- **What you need to do**
Please answer these questions about the sales technology text:
1. What accuracy does Outreach claim for its NLP classification?
2. At what event will Amplify be unveiled?
3. With whom did Andrew Yates discuss Artesian Solutions?

Sales Engagement vendor Outreach is teasing a new predictive analytics capability called Amplify which leverages the history of a firm’s sequences and workflows. The firm will not be employing a black-box AI strategy but providing recommendations with explanations.

CEO Manny Medina faults deep learning strategies which lack “the ability to make inferences, such as the ability to figure out why things work” and require users to trust the recommendations without providing a basis for the suggestions.

“We believe we need to tackle this problem following general scientific principles. Hypotheses need to be testable, data should be very carefully examined to verify the quality of the data.”

  • Yifei Huang, Machine Learning Lead, Outreach

“When we built Amplify, we built it with the core belief in mind that, the human needs to understand why things work so that machine can understand why things work so that the machine can get better at helping the human,” said Medina.

For example, Amplify deploys natural language processing (NLP) around email responses to help identify whether responses are unsubscribes, objections, or positive.  Outreach claims that their NLP classification is 92% accurate, only three points behind manual classification.

NLP will also be used to assess objection handling to identify reps who handle objections well and which ones need improvement.  This feedback is then available to managers to assist with coaching.

Amplify addresses two key managerial questions: “Is my team adopting the new technology? Is the new technology delivering a measurable lift?”

Amplify will be unveiled at their May Unleash conference.

Artesian CEO Andrew Yates: Technological Disruption, AI, and Data Insights

Arti responds to

Artesian CEO Andrew Yates recently discussed Artesian Solutions with Sudipto Ghosh as part of the MarTech Interview Series. Artesian was founded to help resolve the disparity between B2B buyer and seller tools. “We saw that businesses had transformed the way they buy, but that sellers had not adapted. This mismatch led us to create a vision of better B2B sales engagement that is customer-centric at its heart, and to develop the world’s most powerful customer intelligence application to support it.”

Yates described technology as “the biggest disruptive force in the world” and his entrepreneurship as “a desire to disrupt the status quo, solve problems, remove complexity and make a difference.” He sees Artesian Solutions as a “disruptive force for good in our sector, providing engagement smarts for companies and markets in the same way that LinkedIn has done for people insights.”

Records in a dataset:
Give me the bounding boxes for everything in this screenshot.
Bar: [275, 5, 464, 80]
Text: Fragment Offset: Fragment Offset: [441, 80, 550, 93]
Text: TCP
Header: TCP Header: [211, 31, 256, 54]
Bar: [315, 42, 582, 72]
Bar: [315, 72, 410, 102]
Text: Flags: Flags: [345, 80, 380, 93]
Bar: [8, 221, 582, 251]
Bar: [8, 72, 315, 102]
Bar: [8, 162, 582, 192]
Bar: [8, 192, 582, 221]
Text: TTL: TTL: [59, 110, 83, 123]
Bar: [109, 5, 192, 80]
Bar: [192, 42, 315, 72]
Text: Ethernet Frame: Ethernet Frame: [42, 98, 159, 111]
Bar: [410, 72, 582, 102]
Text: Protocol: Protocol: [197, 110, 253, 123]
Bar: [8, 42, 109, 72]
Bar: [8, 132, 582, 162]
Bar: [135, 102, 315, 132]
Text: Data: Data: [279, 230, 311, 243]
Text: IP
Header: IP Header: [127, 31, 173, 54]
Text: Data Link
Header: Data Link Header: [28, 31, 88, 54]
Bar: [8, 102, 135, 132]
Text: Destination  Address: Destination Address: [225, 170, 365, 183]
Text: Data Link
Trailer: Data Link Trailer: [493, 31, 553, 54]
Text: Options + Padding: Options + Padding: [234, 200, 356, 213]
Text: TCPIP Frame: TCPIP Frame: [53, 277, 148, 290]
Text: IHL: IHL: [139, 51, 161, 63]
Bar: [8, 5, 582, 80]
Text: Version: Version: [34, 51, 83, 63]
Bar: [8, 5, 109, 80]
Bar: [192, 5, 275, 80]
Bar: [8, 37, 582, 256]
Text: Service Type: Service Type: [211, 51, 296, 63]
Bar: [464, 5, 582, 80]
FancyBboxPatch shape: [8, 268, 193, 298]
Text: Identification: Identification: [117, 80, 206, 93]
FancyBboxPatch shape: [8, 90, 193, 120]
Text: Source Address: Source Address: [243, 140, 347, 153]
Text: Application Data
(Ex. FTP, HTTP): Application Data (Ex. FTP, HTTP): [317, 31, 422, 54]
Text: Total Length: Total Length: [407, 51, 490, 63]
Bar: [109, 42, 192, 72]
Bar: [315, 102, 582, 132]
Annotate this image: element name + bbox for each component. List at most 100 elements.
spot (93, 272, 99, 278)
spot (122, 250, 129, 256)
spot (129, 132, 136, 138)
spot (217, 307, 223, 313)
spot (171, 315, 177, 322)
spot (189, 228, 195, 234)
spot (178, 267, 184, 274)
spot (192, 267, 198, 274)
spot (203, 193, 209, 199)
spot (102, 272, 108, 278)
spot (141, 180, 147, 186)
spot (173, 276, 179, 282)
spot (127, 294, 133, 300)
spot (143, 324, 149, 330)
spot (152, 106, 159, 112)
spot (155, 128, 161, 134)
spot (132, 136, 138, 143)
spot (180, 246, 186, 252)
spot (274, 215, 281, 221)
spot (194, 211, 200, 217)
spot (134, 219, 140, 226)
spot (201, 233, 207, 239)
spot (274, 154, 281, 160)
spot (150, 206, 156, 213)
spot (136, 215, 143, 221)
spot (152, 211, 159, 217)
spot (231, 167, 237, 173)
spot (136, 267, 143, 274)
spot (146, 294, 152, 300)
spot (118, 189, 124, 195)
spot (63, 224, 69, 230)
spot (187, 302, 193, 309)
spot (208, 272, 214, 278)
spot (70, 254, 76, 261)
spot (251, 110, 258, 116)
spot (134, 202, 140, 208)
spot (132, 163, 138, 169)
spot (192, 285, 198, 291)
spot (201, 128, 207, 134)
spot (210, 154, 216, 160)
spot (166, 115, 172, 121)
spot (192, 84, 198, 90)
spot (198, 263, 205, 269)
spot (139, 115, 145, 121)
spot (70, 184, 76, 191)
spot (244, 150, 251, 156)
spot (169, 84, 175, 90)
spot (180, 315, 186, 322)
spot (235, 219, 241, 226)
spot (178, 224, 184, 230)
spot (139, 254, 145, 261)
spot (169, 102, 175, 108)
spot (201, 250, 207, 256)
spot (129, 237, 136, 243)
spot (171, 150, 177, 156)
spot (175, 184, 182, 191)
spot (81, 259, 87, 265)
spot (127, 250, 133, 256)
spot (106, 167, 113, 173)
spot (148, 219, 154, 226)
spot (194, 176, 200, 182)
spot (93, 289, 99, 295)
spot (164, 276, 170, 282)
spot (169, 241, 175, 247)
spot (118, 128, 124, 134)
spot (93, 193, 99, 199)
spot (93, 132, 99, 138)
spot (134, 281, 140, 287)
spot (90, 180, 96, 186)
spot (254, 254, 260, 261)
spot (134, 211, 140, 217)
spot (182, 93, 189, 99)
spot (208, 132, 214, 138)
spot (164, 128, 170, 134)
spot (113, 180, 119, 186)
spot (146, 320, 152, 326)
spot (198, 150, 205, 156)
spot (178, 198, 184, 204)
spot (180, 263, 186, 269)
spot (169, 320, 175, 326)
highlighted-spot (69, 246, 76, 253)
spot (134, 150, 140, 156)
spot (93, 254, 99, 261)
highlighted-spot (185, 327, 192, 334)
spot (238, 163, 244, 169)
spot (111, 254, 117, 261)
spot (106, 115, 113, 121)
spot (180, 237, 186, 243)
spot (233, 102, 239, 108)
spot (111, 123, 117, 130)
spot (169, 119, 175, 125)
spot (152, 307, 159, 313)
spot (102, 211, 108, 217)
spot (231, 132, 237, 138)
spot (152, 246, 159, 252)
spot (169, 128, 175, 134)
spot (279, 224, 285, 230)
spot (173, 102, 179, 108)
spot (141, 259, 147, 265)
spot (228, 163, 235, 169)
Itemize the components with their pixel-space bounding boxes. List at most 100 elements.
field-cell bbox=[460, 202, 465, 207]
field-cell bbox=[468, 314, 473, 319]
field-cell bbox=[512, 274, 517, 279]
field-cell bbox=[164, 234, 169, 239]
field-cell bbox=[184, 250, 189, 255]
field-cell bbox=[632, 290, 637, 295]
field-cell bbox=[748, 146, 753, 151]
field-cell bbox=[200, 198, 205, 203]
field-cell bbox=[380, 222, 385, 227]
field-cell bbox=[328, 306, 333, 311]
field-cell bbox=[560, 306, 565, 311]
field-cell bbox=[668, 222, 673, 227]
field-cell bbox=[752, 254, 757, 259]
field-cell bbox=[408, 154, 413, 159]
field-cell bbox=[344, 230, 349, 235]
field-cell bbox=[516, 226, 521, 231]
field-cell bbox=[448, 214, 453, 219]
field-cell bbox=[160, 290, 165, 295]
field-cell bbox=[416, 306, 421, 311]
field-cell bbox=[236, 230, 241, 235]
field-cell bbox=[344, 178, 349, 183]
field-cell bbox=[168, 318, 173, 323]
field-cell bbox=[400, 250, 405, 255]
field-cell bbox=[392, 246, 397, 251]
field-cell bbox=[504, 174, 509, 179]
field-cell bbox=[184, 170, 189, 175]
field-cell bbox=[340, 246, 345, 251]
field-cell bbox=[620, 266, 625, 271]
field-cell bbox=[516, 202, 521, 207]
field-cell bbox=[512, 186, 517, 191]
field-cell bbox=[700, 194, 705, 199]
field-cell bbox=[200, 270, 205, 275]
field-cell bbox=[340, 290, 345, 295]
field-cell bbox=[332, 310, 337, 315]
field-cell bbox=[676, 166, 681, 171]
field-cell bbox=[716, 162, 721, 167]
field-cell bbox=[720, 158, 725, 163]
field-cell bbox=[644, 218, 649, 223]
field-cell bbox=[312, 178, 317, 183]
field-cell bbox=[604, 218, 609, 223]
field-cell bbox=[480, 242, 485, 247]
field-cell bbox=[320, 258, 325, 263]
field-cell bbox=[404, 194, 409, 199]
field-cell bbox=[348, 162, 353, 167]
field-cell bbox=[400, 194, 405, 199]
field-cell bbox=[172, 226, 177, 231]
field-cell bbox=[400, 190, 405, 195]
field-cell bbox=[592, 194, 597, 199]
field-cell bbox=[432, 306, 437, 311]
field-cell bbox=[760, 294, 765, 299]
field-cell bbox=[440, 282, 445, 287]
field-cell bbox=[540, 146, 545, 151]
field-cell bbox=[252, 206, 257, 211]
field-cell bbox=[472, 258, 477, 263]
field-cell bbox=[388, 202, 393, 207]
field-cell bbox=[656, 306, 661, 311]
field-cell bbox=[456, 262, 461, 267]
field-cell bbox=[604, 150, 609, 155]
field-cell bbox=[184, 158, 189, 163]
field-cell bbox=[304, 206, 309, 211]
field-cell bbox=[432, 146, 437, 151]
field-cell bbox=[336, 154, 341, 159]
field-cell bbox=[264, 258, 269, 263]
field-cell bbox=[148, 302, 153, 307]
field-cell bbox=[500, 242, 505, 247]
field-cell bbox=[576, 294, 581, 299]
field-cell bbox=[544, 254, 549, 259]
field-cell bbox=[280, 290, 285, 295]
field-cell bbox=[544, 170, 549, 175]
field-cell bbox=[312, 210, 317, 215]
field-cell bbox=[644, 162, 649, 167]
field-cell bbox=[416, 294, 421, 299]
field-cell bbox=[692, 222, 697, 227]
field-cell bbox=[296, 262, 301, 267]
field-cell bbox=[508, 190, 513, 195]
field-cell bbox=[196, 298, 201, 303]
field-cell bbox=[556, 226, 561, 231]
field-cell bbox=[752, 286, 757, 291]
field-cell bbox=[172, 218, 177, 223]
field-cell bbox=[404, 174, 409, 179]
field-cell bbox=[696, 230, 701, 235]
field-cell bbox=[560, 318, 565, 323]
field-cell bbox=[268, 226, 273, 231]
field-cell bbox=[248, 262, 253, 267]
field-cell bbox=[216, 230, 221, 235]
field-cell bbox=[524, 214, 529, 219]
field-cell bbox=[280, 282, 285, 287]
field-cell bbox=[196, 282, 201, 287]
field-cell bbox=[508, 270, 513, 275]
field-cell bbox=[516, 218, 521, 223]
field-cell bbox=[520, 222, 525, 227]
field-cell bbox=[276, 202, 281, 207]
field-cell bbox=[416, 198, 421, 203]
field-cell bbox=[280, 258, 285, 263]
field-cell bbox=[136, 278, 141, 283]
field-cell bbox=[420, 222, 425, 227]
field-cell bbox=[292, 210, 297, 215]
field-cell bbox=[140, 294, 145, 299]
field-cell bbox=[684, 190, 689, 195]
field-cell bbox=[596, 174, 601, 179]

- **Result for this task**
1. 92%, three points behind manual classification.
2. Outreach's May Unleash conference.
3. Sudipto Ghosh.